# Extracted material
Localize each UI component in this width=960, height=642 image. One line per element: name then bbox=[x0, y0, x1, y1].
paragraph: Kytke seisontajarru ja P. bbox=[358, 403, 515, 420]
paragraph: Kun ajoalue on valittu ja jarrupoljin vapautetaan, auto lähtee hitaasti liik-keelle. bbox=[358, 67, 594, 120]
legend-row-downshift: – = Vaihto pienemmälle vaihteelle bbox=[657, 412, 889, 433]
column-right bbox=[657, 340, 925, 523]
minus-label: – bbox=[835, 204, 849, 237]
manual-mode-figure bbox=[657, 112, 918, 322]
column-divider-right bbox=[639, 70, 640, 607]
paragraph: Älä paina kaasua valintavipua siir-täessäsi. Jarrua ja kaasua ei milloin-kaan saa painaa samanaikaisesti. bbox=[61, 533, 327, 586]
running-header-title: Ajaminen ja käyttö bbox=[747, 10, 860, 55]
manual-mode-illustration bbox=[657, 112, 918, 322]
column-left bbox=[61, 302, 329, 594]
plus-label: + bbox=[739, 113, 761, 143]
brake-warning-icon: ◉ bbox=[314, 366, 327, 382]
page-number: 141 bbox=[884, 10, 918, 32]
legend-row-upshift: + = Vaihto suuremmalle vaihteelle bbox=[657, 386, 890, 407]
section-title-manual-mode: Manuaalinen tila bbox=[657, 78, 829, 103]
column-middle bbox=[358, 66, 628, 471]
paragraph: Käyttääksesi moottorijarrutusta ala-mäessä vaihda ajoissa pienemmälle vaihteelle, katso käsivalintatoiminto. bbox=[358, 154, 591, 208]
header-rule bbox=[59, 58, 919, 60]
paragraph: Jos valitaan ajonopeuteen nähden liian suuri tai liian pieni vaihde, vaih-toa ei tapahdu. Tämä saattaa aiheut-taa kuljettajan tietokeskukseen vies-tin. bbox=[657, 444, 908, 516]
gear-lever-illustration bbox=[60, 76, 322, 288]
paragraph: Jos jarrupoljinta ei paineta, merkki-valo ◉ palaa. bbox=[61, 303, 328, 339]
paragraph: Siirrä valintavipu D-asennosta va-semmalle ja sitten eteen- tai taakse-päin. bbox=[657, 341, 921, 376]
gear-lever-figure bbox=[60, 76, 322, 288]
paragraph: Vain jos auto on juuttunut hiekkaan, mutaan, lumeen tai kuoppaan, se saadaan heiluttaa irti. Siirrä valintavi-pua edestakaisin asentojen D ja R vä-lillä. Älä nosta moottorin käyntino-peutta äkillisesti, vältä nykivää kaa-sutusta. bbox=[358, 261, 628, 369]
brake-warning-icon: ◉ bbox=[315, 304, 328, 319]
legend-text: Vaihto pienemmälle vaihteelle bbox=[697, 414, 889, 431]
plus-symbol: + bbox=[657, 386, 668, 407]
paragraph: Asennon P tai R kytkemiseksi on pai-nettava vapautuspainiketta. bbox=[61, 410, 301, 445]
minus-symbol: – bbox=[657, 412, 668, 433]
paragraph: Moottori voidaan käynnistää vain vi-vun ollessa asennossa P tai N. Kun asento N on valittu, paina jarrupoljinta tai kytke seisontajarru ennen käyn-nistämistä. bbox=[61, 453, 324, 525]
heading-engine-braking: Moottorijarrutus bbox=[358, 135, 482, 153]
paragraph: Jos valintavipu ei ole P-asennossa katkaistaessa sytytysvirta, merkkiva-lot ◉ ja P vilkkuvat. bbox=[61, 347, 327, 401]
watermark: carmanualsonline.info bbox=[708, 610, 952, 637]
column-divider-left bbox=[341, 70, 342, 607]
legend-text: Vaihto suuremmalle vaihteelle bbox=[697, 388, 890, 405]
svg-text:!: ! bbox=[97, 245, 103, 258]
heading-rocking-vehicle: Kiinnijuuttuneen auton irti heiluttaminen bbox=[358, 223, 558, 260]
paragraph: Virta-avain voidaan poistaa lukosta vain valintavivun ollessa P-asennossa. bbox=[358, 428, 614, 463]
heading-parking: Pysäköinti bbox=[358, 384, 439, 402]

# The exercise
Copy out every row above word for word.

# Finished exercise
Localize each UI component in this width=960, height=642 image. One line per element: name then bbox=[x0, y0, x1, y1].
paragraph: Kytke seisontajarru ja P. bbox=[358, 403, 515, 420]
paragraph: Kun ajoalue on valittu ja jarrupoljin vapautetaan, auto lähtee hitaasti liik-keelle. bbox=[358, 67, 594, 120]
legend-row-downshift: – = Vaihto pienemmälle vaihteelle bbox=[657, 412, 889, 433]
column-right bbox=[657, 340, 925, 523]
minus-label: – bbox=[835, 204, 849, 237]
manual-mode-figure bbox=[657, 112, 918, 322]
column-divider-right bbox=[639, 70, 640, 607]
paragraph: Älä paina kaasua valintavipua siir-täessäsi. Jarrua ja kaasua ei milloin-kaan saa painaa samanaikaisesti. bbox=[61, 533, 327, 586]
running-header-title: Ajaminen ja käyttö bbox=[747, 10, 860, 55]
manual-mode-illustration bbox=[657, 112, 918, 322]
column-left bbox=[61, 302, 329, 594]
plus-label: + bbox=[739, 113, 761, 143]
brake-warning-icon: ◉ bbox=[314, 366, 327, 382]
page-number: 141 bbox=[884, 10, 918, 32]
legend-row-upshift: + = Vaihto suuremmalle vaihteelle bbox=[657, 386, 890, 407]
section-title-manual-mode: Manuaalinen tila bbox=[657, 78, 829, 103]
column-middle bbox=[358, 66, 628, 471]
paragraph: Käyttääksesi moottorijarrutusta ala-mäessä vaihda ajoissa pienemmälle vaihteelle, katso käsivalintatoiminto. bbox=[358, 154, 591, 208]
header-rule bbox=[59, 58, 919, 60]
paragraph: Jos valitaan ajonopeuteen nähden liian suuri tai liian pieni vaihde, vaih-toa ei tapahdu. Tämä saattaa aiheut-taa kuljettajan tietokeskukseen vies-tin. bbox=[657, 444, 908, 516]
gear-lever-illustration bbox=[60, 76, 322, 288]
paragraph: Jos jarrupoljinta ei paineta, merkki-valo ◉ palaa. bbox=[61, 303, 328, 339]
paragraph: Siirrä valintavipu D-asennosta va-semmalle ja sitten eteen- tai taakse-päin. bbox=[657, 341, 921, 376]
gear-lever-figure bbox=[60, 76, 322, 288]
paragraph: Vain jos auto on juuttunut hiekkaan, mutaan, lumeen tai kuoppaan, se saadaan heiluttaa irti. Siirrä valintavi-pua edestakaisin asentojen D ja R vä-lillä. Älä nosta moottorin käyntino-peutta äkillisesti, vältä nykivää kaa-sutusta. bbox=[358, 261, 628, 369]
brake-warning-icon: ◉ bbox=[315, 304, 328, 319]
legend-text: Vaihto pienemmälle vaihteelle bbox=[697, 414, 889, 431]
plus-symbol: + bbox=[657, 386, 668, 407]
paragraph: Asennon P tai R kytkemiseksi on pai-nettava vapautuspainiketta. bbox=[61, 410, 301, 445]
minus-symbol: – bbox=[657, 412, 668, 433]
paragraph: Moottori voidaan käynnistää vain vi-vun ollessa asennossa P tai N. Kun asento N on valittu, paina jarrupoljinta tai kytke seisontajarru ennen käyn-nistämistä. bbox=[61, 453, 324, 525]
heading-engine-braking: Moottorijarrutus bbox=[358, 135, 482, 153]
paragraph: Jos valintavipu ei ole P-asennossa katkaistaessa sytytysvirta, merkkiva-lot ◉ ja P vilkkuvat. bbox=[61, 347, 327, 401]
watermark: carmanualsonline.info bbox=[708, 610, 952, 637]
column-divider-left bbox=[341, 70, 342, 607]
legend-text: Vaihto suuremmalle vaihteelle bbox=[697, 388, 890, 405]
svg-text:!: ! bbox=[97, 245, 103, 258]
heading-rocking-vehicle: Kiinnijuuttuneen auton irti heiluttaminen bbox=[358, 223, 558, 260]
paragraph: Virta-avain voidaan poistaa lukosta vain valintavivun ollessa P-asennossa. bbox=[358, 428, 614, 463]
heading-parking: Pysäköinti bbox=[358, 384, 439, 402]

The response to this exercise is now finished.